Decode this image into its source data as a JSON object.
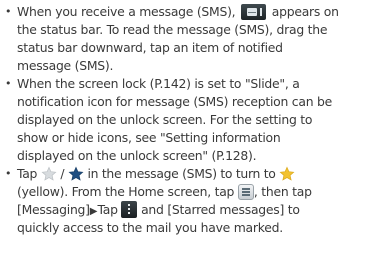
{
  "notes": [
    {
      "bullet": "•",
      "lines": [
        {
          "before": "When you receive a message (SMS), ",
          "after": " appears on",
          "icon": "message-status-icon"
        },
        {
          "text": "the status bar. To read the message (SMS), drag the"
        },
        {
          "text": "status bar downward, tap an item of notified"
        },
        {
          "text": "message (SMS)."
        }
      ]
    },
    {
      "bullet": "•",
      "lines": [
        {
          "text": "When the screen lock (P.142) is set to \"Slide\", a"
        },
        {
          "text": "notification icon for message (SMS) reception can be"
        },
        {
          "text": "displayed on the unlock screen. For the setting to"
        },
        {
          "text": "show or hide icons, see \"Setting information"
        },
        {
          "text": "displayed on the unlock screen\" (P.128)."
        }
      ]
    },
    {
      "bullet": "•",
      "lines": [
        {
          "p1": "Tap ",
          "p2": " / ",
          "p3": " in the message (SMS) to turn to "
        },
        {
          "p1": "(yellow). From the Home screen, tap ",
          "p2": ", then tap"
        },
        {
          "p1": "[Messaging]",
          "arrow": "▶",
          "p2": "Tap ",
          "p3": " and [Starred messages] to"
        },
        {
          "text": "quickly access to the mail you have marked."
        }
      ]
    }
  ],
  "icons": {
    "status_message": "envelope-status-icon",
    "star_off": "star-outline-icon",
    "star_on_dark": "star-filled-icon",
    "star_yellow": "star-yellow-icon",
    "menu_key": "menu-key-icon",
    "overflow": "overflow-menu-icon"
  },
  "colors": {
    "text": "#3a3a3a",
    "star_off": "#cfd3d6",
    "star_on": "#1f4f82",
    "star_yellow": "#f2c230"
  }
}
* * *
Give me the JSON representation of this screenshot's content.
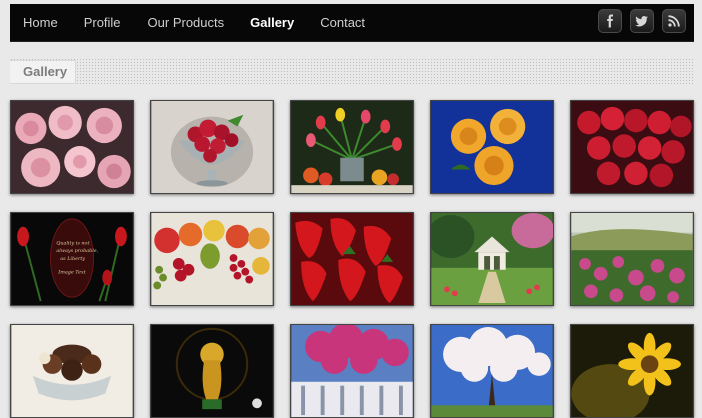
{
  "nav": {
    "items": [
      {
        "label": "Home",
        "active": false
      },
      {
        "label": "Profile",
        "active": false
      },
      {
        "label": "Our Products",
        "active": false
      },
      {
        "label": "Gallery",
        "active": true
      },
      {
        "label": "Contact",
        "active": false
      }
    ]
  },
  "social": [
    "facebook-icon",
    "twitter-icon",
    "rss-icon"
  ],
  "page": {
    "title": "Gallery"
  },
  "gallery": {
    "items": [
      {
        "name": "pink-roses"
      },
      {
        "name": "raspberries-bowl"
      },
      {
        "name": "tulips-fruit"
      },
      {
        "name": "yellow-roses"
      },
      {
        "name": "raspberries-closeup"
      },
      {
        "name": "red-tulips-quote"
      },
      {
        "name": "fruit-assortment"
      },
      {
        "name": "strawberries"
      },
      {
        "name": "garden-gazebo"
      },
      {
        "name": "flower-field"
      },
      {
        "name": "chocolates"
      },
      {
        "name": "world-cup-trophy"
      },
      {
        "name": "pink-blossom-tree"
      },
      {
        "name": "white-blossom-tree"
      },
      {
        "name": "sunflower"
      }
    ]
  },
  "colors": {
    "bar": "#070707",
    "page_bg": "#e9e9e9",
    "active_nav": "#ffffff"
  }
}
* * *
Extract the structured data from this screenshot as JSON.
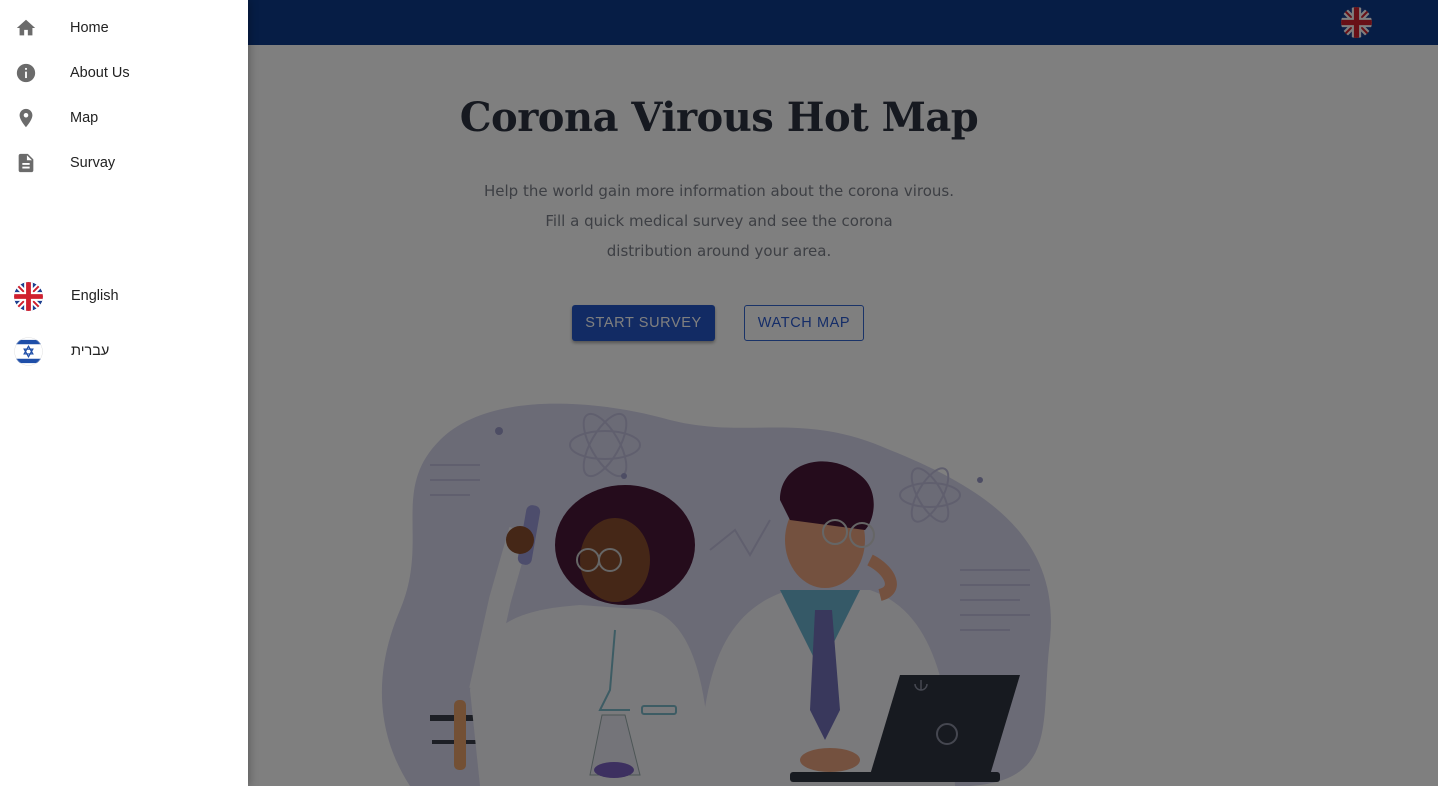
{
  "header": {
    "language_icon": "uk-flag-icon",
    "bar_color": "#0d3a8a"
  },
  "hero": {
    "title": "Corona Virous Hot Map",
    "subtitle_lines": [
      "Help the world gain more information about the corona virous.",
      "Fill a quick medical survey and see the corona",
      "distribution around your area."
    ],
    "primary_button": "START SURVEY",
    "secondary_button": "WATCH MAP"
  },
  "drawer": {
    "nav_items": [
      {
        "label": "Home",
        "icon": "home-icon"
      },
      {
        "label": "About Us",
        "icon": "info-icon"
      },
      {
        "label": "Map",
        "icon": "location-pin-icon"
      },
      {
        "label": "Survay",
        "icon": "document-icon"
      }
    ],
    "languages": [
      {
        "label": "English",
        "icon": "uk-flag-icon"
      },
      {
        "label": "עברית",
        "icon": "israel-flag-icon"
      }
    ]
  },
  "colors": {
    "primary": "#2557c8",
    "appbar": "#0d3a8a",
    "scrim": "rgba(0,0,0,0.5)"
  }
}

» **Short problem**:
Where a line above holds the string "tulips", show that line.

» **The result**:
        "name": "tulips-fruit"
        "name": "red-tulips-quote"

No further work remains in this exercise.